> **Problems**
(1) In the Australia visa excerpt, how long can someone stay in Australia on each visit with an eVisitor?
(2) Copy the stretch of the Australia visa excerpt from "An eVisitor lets" through "for more details).".
(3) Keep writing the Australia visa excerpt, picking up from its last sentence.

> **Excerpt**
____________
This page was last fully reviewed and updated in August 2017. If you’ve spotted something that needs updating, please let us know by emailing the details to advice@unlock.org.uk.
This information is designed to set out the types of visa required for travel to Australia and how a criminal conviction may affect your ability to get a visa.
Why is this important?
People with criminal records are not barred from travelling to Australia. However, it’s important to know how a criminal record determines the type of visa you should apply for and whether or not you are likely to meet the good character test.
Introduction
Visas are required for all travel to Australia. British citizens can obtain the following types of electronic visitor visa:
an Electronic Travel Authority (ETA) via the Australian ETA app. There is no visa application charge, but a service fee of $20 may apply.
An eVisitor
An eVisitor is designed for people who are outside Australia and want to visit Australia for tourism or business purposes.
Tourism includes holidays, recreation and seeing family and/or friends. Business purposes may include attending a conference, negotiation or exploratory business visit.
eVisitor applications are free, there is no application charge or service fee.
An eVisitor lets you stay in Australia for up to three months on each visit within a 12 month period from the date of grant.
An application for the visa can be made online here.
A Visitor Visa gives more flexibility in the length of stays that are permitted in Australia. There is a substantial charge for this type of visa and they can often take over a month to process (seehere for more details).
____________
> **Excerpted records**
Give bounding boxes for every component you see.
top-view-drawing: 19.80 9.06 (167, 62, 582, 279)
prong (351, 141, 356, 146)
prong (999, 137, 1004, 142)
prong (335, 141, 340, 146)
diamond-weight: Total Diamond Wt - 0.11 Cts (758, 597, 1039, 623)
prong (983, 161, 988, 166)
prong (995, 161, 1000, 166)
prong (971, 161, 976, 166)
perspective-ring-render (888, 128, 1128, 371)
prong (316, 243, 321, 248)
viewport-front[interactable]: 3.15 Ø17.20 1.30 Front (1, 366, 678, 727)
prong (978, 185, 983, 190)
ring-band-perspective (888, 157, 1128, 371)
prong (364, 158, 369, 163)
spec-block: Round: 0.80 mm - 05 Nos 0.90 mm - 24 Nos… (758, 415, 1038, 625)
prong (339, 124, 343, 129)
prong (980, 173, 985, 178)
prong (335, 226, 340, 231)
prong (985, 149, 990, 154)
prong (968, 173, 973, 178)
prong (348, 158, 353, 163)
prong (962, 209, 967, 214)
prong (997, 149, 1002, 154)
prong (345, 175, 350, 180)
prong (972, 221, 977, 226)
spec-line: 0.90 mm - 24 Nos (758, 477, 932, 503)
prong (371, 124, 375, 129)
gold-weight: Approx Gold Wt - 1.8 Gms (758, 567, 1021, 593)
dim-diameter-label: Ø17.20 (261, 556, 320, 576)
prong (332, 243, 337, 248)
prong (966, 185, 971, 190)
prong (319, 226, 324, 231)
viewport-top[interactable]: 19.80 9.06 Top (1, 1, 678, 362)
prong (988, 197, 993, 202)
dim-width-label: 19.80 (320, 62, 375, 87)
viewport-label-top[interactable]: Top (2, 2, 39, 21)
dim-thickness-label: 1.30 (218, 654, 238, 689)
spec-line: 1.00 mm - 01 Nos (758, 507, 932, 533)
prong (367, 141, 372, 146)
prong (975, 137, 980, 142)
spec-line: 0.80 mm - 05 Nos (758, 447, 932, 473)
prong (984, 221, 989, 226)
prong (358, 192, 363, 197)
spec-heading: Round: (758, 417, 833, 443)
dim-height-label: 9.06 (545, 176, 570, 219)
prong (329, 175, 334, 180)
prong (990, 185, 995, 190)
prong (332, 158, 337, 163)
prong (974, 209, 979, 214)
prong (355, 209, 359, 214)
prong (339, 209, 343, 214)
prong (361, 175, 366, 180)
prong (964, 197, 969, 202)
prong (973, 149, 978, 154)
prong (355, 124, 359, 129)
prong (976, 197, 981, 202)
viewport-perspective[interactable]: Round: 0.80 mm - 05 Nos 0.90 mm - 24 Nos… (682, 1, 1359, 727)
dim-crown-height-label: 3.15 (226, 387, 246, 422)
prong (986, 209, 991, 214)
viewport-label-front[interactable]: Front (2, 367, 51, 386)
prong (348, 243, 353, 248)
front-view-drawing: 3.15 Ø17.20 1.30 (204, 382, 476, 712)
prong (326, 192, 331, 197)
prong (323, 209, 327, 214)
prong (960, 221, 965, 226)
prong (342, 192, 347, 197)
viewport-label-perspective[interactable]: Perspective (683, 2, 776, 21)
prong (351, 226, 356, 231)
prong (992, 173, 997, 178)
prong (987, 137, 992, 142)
____________
> **The answers**
(1) Up to three months on each visit, within a 12-month period from the date of grant.

(2)
An eVisitor lets you stay in Australia for up to three months on each visit within a 12 month period from the date of grant.
An application for the visa can be made online here.
A Visitor Visa gives more flexibility in the length of stays that are permitted in Australia. There is a substantial charge for this type of visa and they can often take over a month to process (seehere for more details).

(3)
You may require other visas for transit through Australia to another destination or if you are visiting Australia for reasons other than a holiday.
Criminal convictions
As part of the eligibility requirements to obtain any of the above, it states that:
You must not have any criminal convictions, for which the sentence or sentences should not equal a total period of 12 months duration or more (whether served or not), at the time of travel to, and entry into, Australia.”
This implies the following:
If you received two 6 month sentences, you would be ineligible to apply online, and would have to apply for a full Tourist Visa.
If you have received a 12 month sentence, but only served, for example, 6 months, you would still have to apply for a full Tourist Visa.
If you have received a 12 month suspended sentence, and therefore never stepped foot in a prison, you would still have to apply for a full Tourist Visa.
The Australian authorities do not recognise the difference between concurrent and consecutive sentences. Therefore if you were convicted of two offences and received two six month sentences to run concurrently, the Australian authorities would consider this to equal a 12 month sentence and you would have to apply for a full Tourist Visa.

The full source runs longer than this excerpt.